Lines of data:
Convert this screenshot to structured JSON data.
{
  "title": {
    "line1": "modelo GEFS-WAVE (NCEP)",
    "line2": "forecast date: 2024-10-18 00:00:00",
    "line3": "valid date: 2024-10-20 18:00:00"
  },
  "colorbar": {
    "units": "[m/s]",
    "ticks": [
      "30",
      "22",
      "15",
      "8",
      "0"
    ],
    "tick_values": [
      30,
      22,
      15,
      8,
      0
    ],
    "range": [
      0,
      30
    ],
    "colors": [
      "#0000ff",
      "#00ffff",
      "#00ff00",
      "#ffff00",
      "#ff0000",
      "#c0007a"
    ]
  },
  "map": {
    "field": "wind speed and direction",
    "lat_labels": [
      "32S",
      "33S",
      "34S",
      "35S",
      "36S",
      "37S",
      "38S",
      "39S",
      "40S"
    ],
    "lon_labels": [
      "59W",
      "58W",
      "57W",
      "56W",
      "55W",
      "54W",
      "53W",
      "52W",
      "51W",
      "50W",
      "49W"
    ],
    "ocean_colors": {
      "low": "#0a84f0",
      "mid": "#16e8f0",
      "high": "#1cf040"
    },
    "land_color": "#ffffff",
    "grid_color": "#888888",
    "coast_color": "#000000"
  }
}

▶ _Task prompt_
Please output the complete data exactly.

▶ _Answer to the problem_
Convert this screenshot to structured JSON data.
{
  "title": {
    "line1": "modelo GEFS-WAVE (NCEP)",
    "line2": "forecast date: 2024-10-18 00:00:00",
    "line3": "valid date: 2024-10-20 18:00:00"
  },
  "colorbar": {
    "units": "[m/s]",
    "ticks": [
      "30",
      "22",
      "15",
      "8",
      "0"
    ],
    "tick_values": [
      30,
      22,
      15,
      8,
      0
    ],
    "range": [
      0,
      30
    ],
    "colors": [
      "#0000ff",
      "#00ffff",
      "#00ff00",
      "#ffff00",
      "#ff0000",
      "#c0007a"
    ]
  },
  "map": {
    "field": "wind speed and direction",
    "lat_labels": [
      "32S",
      "33S",
      "34S",
      "35S",
      "36S",
      "37S",
      "38S",
      "39S",
      "40S"
    ],
    "lon_labels": [
      "59W",
      "58W",
      "57W",
      "56W",
      "55W",
      "54W",
      "53W",
      "52W",
      "51W",
      "50W",
      "49W"
    ],
    "ocean_colors": {
      "low": "#0a84f0",
      "mid": "#16e8f0",
      "high": "#1cf040"
    },
    "land_color": "#ffffff",
    "grid_color": "#888888",
    "coast_color": "#000000"
  }
}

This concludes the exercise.